• Written task
Identify, in the records below, every line where the string "コングロマリット" appears, and copy each such line.

• Records for this exercise
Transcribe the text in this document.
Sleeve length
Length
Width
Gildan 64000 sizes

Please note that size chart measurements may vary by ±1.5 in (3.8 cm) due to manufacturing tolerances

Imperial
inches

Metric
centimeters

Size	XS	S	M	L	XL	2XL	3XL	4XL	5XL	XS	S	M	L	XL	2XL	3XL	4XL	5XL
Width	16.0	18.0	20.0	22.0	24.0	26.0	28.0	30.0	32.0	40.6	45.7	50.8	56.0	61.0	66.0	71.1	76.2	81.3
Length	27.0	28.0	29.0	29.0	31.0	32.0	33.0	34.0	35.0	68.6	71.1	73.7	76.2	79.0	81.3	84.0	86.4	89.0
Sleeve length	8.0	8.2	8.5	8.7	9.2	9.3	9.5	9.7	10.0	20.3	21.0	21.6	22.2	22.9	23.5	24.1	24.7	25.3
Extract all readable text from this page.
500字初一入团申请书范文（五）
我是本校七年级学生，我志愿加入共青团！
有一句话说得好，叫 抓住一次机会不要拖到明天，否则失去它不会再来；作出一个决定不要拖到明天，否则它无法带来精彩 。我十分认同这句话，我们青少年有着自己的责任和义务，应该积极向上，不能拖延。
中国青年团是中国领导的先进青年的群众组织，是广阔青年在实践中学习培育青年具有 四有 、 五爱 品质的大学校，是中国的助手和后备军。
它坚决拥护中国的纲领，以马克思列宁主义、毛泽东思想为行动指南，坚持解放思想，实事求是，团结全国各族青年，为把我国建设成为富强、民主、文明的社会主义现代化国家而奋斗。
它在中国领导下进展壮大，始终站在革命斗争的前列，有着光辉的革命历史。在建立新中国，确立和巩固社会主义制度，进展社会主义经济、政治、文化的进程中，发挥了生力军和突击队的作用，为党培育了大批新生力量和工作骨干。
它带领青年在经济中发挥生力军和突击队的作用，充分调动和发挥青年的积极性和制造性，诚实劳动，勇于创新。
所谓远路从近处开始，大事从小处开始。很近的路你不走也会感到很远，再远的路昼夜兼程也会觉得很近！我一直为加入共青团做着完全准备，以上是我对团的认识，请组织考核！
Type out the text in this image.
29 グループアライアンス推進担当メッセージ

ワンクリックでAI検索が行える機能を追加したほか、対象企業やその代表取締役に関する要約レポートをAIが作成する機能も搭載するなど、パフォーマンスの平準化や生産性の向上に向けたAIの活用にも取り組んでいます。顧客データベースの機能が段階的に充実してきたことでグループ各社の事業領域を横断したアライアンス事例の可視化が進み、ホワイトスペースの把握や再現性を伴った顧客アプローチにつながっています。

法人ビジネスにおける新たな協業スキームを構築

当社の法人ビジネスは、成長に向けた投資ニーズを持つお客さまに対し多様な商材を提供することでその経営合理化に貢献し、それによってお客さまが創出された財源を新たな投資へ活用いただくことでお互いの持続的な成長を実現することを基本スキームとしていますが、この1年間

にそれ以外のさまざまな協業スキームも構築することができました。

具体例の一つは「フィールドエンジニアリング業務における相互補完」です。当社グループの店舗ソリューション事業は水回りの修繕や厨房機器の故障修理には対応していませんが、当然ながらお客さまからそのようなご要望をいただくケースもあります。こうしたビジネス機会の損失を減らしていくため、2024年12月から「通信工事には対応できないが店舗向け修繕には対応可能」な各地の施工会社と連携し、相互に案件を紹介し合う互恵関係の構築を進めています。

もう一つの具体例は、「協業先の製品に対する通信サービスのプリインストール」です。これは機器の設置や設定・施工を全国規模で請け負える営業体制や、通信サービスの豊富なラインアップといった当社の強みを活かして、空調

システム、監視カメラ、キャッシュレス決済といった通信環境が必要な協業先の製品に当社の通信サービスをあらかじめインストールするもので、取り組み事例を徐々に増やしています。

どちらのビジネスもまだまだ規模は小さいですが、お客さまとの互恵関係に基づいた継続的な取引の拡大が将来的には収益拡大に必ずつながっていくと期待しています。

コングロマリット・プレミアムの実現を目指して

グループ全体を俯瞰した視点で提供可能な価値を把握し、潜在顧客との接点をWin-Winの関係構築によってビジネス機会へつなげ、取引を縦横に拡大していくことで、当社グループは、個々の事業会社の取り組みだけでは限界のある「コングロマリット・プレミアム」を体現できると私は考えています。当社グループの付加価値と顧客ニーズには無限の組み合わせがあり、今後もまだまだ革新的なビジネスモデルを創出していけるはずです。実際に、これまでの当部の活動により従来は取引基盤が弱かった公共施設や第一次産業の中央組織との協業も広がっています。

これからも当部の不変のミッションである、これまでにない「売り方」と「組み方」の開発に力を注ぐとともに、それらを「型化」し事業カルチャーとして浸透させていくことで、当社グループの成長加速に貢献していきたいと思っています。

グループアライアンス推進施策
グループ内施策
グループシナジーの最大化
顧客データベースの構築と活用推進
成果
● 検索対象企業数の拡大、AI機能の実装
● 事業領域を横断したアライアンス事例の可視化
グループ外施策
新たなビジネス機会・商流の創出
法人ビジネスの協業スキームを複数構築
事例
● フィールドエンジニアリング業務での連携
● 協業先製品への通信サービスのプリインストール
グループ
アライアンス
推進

• The response
コングロマリット・プレミアムの実現を目指して
グループ全体を俯瞰した視点で提供可能な価値を把握し、潜在顧客との接点をWin-Winの関係構築によってビジネス機会へつなげ、取引を縦横に拡大していくことで、当社グループは、個々の事業会社の取り組みだけでは限界のある「コングロマリット・プレミアム」を体現できると私は考えています。当社グループの付加価値と顧客ニーズには無限の組み合わせがあり、今後もまだまだ革新的なビジネスモデルを創出していけるはずです。実際に、これまでの当部の活動により従来は取引基盤が弱かった公共施設や第一次産業の中央組織との協業も広がっています。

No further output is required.